Items from a dataset
>> begin

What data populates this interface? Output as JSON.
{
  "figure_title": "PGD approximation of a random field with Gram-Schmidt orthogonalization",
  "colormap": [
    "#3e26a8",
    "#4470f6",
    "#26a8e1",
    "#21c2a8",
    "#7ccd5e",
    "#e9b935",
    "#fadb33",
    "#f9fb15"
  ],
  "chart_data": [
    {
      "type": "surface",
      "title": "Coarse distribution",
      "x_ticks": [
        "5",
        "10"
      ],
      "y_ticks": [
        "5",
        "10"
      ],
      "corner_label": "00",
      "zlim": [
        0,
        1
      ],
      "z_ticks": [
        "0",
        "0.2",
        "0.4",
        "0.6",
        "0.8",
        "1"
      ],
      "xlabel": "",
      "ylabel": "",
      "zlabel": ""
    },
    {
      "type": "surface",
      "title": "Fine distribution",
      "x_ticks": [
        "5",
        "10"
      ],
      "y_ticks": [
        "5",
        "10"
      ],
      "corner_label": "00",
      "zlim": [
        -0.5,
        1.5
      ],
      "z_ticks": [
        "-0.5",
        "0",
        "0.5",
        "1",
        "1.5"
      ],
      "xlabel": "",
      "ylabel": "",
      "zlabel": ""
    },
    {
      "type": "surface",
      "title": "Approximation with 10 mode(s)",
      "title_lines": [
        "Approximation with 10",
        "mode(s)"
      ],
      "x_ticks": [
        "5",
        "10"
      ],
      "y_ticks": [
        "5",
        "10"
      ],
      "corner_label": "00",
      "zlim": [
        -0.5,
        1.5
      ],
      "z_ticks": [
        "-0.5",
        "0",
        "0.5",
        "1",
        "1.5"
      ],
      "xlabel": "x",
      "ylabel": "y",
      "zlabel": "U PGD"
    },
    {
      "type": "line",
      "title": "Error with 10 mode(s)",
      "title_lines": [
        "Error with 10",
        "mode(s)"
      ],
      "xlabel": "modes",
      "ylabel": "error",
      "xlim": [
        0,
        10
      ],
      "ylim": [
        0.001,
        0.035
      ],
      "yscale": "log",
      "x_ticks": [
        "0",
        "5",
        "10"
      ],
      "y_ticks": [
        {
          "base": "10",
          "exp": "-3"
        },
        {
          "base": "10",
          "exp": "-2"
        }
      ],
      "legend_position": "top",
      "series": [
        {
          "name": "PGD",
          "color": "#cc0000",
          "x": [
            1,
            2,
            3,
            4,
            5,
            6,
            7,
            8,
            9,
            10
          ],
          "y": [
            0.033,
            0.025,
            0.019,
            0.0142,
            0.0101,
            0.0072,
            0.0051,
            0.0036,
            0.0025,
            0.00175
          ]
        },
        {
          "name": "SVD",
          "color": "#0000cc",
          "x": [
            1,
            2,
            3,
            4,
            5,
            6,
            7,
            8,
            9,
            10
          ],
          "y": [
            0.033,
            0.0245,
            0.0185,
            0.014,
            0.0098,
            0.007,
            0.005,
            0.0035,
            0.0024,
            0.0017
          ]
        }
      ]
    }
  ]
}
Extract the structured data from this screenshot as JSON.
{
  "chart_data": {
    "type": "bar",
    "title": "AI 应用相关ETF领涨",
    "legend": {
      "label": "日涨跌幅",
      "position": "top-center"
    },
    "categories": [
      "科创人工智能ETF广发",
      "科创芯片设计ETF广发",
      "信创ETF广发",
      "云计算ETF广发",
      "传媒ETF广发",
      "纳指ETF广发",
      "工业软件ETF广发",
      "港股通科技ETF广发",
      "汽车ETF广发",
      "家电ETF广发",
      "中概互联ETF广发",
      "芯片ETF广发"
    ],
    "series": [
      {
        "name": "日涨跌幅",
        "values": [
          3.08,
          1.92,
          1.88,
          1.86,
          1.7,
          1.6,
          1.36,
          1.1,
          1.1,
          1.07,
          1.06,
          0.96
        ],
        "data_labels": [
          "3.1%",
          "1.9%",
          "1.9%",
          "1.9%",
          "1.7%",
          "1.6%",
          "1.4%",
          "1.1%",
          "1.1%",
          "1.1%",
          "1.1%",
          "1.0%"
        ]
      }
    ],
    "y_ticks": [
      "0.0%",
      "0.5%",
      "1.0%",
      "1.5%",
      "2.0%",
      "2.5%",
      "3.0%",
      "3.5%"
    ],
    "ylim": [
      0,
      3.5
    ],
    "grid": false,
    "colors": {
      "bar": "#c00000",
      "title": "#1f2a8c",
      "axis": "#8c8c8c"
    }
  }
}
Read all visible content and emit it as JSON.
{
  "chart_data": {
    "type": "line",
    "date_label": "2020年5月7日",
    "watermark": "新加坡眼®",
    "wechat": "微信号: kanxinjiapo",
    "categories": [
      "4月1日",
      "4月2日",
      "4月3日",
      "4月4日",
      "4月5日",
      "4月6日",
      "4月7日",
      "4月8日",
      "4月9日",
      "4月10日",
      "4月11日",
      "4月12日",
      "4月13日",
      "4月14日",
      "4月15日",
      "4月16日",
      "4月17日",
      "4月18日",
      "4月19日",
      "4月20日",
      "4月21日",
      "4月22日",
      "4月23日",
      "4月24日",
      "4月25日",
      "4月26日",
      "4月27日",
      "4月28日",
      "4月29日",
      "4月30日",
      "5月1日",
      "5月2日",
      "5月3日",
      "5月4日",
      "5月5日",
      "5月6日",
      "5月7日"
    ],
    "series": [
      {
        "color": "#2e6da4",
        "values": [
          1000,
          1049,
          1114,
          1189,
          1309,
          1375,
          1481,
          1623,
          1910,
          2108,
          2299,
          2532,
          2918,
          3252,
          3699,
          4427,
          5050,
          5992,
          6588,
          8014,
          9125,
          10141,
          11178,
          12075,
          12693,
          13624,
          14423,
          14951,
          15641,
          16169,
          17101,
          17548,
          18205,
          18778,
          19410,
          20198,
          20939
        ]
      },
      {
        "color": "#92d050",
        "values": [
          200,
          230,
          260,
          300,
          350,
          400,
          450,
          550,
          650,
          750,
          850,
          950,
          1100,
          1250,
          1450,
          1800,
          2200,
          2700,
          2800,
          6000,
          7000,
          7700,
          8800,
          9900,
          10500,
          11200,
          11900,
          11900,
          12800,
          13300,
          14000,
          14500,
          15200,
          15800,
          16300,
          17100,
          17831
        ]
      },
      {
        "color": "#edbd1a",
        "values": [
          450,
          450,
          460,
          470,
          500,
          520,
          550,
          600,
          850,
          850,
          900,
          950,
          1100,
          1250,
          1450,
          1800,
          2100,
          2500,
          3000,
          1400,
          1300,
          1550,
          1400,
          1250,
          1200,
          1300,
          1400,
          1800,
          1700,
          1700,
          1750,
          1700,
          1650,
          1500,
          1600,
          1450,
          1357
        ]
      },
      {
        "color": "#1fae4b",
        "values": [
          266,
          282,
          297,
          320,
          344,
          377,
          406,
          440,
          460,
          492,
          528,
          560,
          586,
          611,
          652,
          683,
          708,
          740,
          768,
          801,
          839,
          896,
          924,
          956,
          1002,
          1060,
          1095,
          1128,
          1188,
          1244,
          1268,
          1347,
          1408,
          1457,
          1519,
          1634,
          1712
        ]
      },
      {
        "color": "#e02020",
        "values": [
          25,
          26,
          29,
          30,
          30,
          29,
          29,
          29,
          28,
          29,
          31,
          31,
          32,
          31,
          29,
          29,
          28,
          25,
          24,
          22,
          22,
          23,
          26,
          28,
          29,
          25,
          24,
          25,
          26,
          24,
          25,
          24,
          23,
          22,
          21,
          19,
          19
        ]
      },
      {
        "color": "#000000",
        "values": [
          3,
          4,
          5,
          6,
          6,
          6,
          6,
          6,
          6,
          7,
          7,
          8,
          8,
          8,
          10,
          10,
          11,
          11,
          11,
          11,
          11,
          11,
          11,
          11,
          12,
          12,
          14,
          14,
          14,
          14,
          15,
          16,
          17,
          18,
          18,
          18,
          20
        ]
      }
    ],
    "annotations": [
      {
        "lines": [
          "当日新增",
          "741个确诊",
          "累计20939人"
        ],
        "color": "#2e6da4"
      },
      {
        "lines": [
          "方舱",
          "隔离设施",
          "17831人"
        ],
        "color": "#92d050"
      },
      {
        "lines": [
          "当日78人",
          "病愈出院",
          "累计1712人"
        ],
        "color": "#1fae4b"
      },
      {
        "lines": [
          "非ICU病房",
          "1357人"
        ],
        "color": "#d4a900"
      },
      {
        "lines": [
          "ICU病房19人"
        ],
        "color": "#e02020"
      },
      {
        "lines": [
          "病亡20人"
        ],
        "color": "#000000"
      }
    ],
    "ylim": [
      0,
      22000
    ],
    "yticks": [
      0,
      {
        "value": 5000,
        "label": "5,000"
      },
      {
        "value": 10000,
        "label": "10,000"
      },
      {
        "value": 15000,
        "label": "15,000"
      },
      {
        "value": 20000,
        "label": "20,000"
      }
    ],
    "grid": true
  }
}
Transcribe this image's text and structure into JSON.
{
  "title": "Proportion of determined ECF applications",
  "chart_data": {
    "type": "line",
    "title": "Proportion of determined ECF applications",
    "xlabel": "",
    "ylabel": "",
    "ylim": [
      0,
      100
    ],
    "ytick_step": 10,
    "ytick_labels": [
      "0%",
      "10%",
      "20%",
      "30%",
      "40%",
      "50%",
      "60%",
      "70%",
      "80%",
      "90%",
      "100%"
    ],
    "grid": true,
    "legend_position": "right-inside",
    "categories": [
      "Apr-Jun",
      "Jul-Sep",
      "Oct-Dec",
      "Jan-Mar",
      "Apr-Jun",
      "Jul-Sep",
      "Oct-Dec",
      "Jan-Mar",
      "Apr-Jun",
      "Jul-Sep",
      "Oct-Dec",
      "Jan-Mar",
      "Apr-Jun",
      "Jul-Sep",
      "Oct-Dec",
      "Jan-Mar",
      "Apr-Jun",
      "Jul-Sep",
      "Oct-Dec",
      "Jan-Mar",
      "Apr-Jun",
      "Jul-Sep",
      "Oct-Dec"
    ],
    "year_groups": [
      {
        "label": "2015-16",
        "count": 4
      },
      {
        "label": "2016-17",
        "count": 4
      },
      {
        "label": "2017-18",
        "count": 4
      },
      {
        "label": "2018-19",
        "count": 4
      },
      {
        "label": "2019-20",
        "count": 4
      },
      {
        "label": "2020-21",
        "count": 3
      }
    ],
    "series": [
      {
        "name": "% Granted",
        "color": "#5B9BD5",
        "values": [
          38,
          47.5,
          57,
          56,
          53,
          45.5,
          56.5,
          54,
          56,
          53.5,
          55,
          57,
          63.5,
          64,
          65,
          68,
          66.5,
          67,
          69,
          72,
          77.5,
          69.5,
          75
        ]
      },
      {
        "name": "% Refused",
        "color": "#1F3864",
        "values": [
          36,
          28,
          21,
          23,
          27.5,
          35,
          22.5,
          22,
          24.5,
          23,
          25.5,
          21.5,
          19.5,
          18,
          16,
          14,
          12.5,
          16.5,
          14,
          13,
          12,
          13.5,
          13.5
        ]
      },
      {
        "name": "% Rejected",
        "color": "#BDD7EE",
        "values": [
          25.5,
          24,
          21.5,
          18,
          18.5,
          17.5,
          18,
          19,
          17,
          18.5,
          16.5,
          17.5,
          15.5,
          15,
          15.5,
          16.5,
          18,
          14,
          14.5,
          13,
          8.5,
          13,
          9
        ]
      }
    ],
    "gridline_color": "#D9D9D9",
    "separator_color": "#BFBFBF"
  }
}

>> end

Challenge ::
Pull out every line of the records above that contains the word "xlabel".

Answer for this exercise ::
      "xlabel": "",
      "xlabel": "",
      "xlabel": "x",
      "xlabel": "modes",
    "xlabel": "",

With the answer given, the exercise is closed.